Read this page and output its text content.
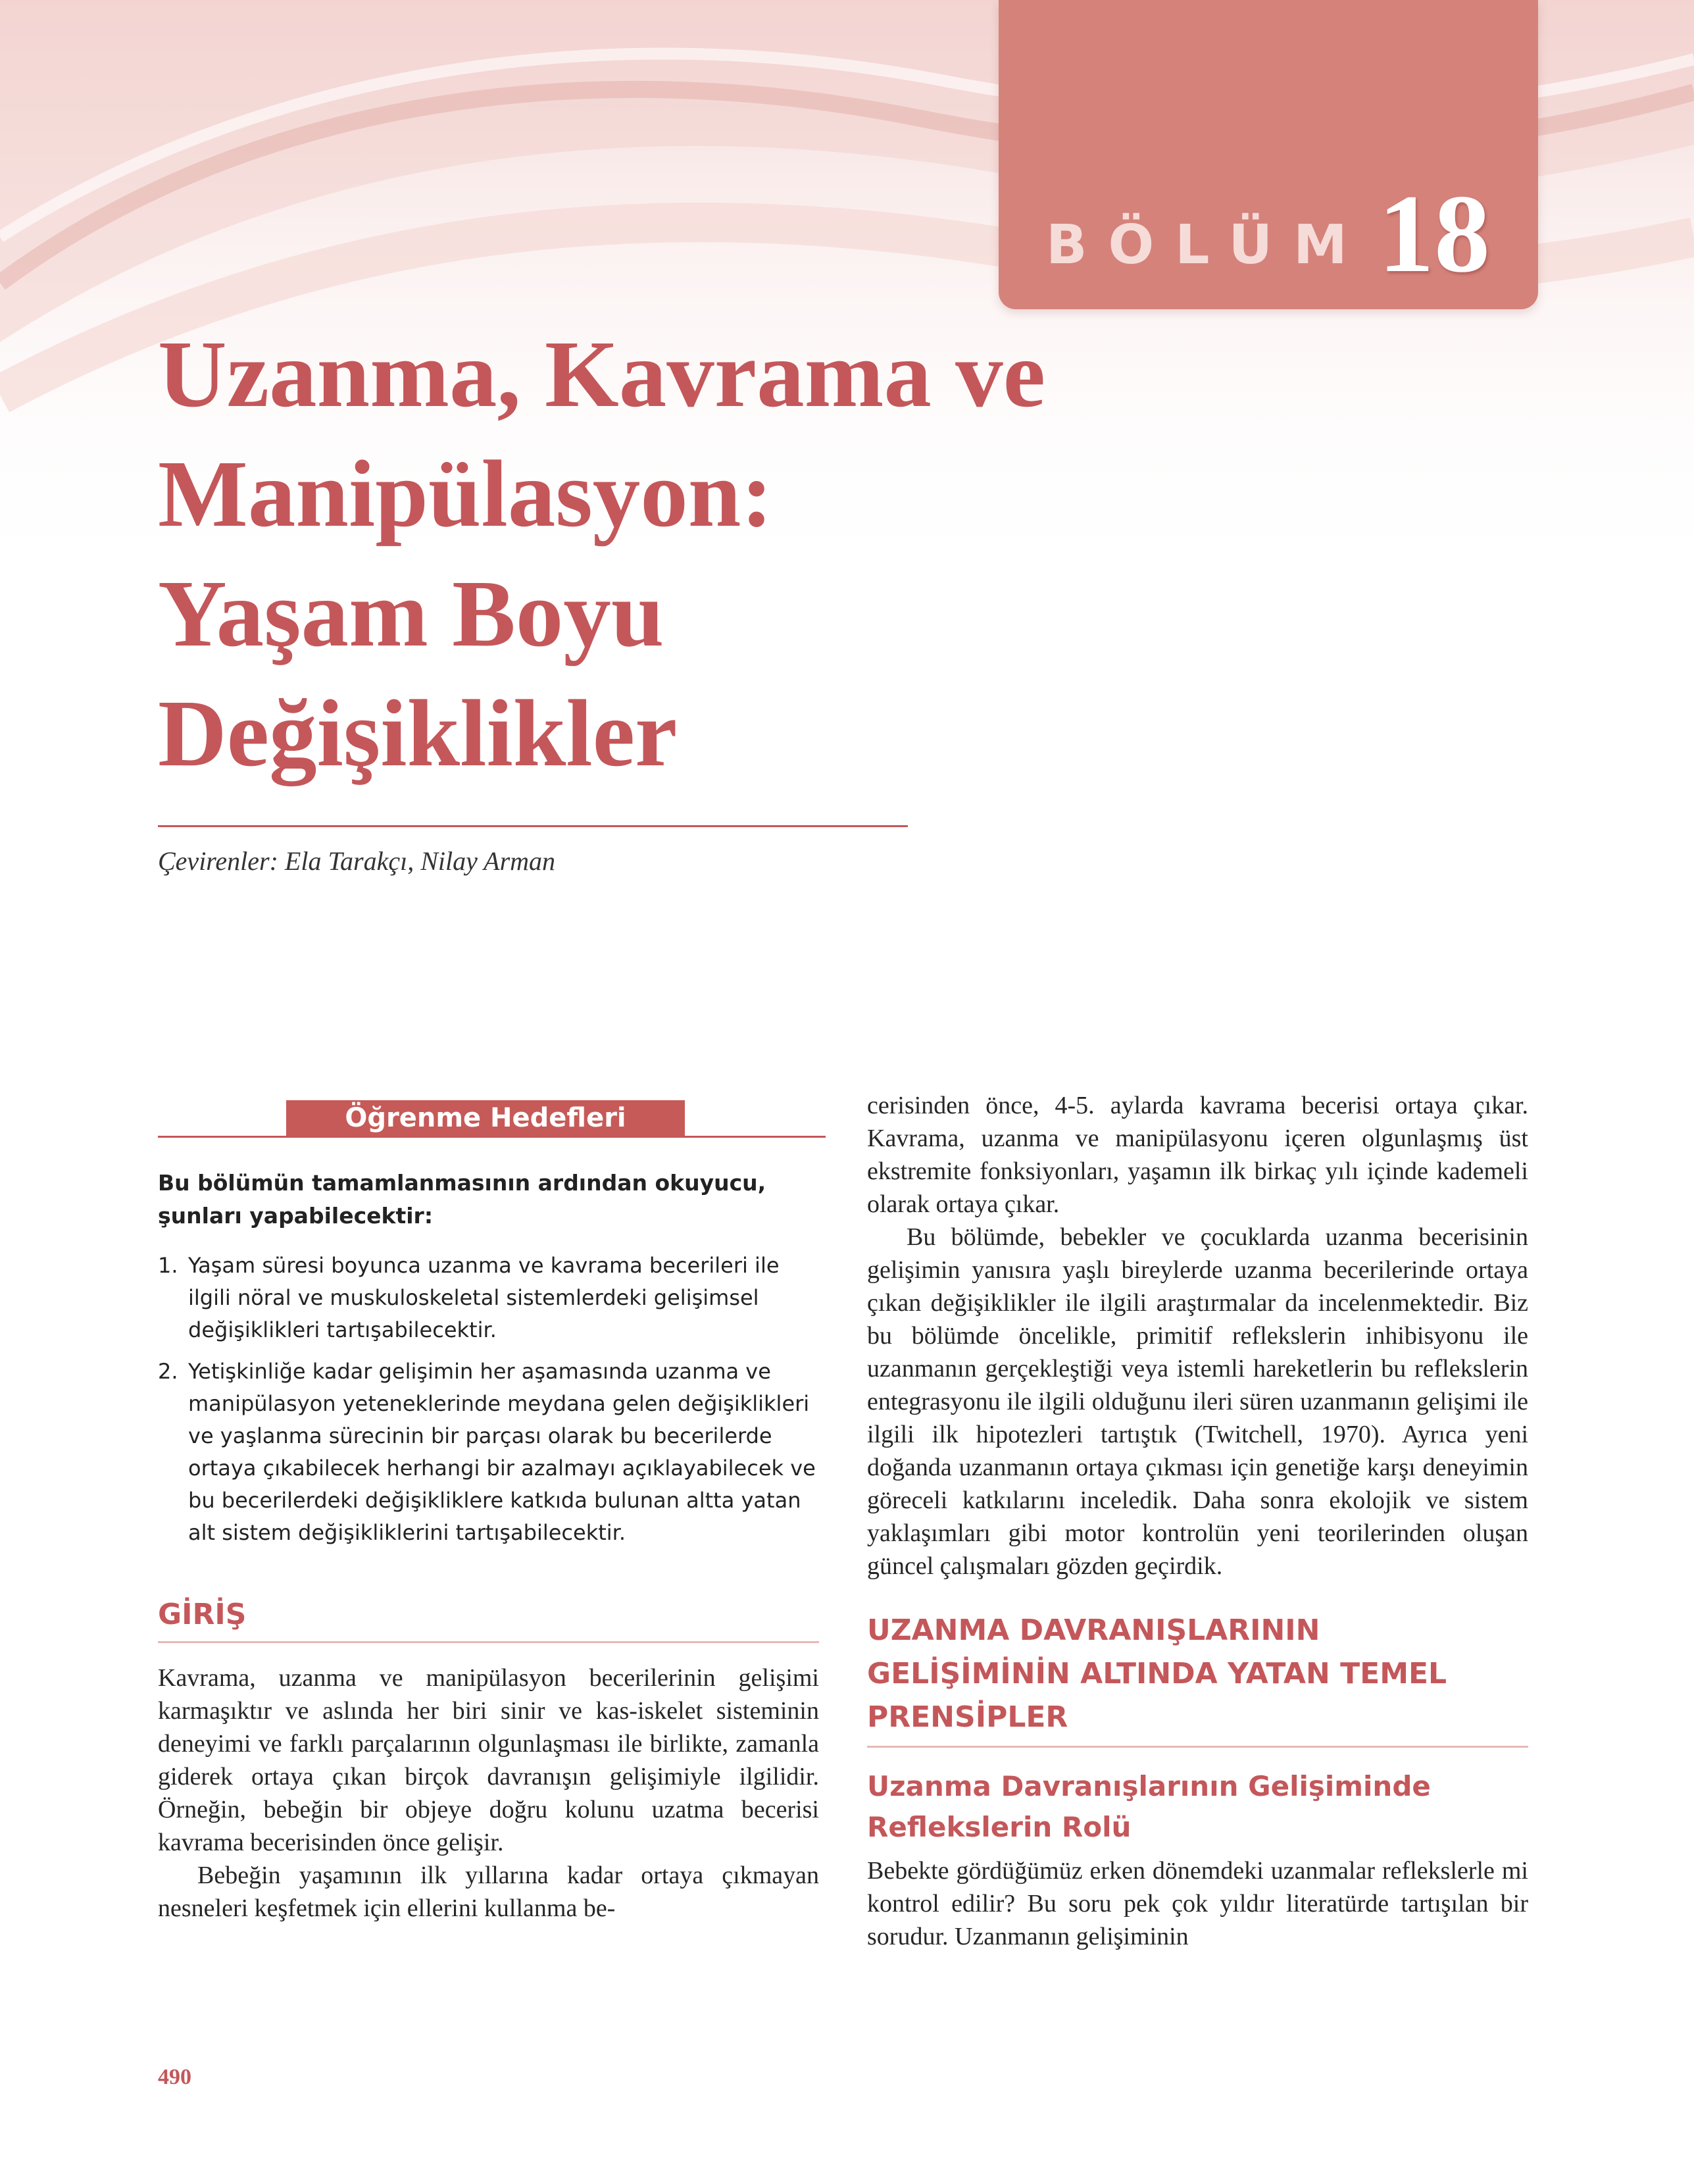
BÖLÜM 18
Uzanma, Kavrama ve
Manipülasyon:
Yaşam Boyu
Değişiklikler
Çevirenler: Ela Tarakçı, Nilay Arman
Öğrenme Hedefleri

Bu bölümün tamamlanmasının ardından okuyucu, şunları yapabilecektir:

1. Yaşam süresi boyunca uzanma ve kavrama becerileri ile ilgili nöral ve muskuloskeletal sistemlerdeki gelişimsel değişiklikleri tartışabilecektir.
2. Yetişkinliğe kadar gelişimin her aşamasında uzanma ve manipülasyon yeteneklerinde meydana gelen değişiklikleri ve yaşlanma sürecinin bir parçası olarak bu becerilerde ortaya çıkabilecek herhangi bir azalmayı açıklayabilecek ve bu becerilerdeki değişikliklere katkıda bulunan altta yatan alt sistem değişikliklerini tartışabilecektir.
GİRİŞ

Kavrama, uzanma ve manipülasyon becerilerinin gelişimi karmaşıktır ve aslında her biri sinir ve kas-iskelet sisteminin deneyimi ve farklı parçalarının olgunlaşması ile birlikte, zamanla giderek ortaya çıkan birçok davranışın gelişimiyle ilgilidir. Örneğin, bebeğin bir objeye doğru kolunu uzatma becerisi kavrama becerisinden önce gelişir.

Bebeğin yaşamının ilk yıllarına kadar ortaya çıkmayan nesneleri keşfetmek için ellerini kullanma be-

cerisinden önce, 4-5. aylarda kavrama becerisi ortaya çıkar. Kavrama, uzanma ve manipülasyonu içeren olgunlaşmış üst ekstremite fonksiyonları, yaşamın ilk birkaç yılı içinde kademeli olarak ortaya çıkar.

Bu bölümde, bebekler ve çocuklarda uzanma becerisinin gelişimin yanısıra yaşlı bireylerde uzanma becerilerinde ortaya çıkan değişiklikler ile ilgili araştırmalar da incelenmektedir. Biz bu bölümde öncelikle, primitif reflekslerin inhibisyonu ile uzanmanın gerçekleştiği veya istemli hareketlerin bu reflekslerin entegrasyonu ile ilgili olduğunu ileri süren uzanmanın gelişimi ile ilgili ilk hipotezleri tartıştık (Twitchell, 1970). Ayrıca yeni doğanda uzanmanın ortaya çıkması için genetiğe karşı deneyimin göreceli katkılarını inceledik. Daha sonra ekolojik ve sistem yaklaşımları gibi motor kontrolün yeni teorilerinden oluşan güncel çalışmaları gözden geçirdik.

UZANMA DAVRANIŞLARININ GELİŞİMİNİN ALTINDA YATAN TEMEL PRENSİPLER
Uzanma Davranışlarının Gelişiminde Reflekslerin Rolü

Bebekte gördüğümüz erken dönemdeki uzanmalar reflekslerle mi kontrol edilir? Bu soru pek çok yıldır literatürde tartışılan bir sorudur. Uzanmanın gelişiminin

490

===============

Your goal
Lines containing "değişiklikleri" are to be counted. State the total and add nothing.

Completed task
2